◆ EXERCISE OBJECTIVE
Check every line of the material below for "education". Give the number of lines that have it, and only that.

◆ DATA ROWS

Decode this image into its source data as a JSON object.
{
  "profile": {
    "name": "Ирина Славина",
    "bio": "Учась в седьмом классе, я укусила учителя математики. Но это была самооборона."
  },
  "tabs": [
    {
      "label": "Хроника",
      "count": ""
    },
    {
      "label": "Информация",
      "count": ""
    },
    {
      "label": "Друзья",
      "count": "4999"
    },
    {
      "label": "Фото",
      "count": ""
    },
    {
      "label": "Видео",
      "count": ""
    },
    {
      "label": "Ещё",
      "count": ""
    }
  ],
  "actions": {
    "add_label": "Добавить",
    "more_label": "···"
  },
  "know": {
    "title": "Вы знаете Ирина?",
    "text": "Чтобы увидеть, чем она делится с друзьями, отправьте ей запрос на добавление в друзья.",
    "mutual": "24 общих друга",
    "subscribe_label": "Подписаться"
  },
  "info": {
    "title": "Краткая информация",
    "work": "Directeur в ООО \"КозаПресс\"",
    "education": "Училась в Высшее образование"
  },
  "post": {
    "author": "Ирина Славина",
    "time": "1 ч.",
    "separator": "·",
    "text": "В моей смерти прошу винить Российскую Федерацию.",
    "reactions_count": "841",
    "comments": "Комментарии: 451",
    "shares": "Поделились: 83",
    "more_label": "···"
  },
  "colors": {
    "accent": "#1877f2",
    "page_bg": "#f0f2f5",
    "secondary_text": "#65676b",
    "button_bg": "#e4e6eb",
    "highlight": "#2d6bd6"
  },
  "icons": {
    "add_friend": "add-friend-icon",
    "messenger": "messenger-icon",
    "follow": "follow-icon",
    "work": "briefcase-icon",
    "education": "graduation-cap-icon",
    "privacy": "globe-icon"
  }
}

◆ RESPONSE BELOW
2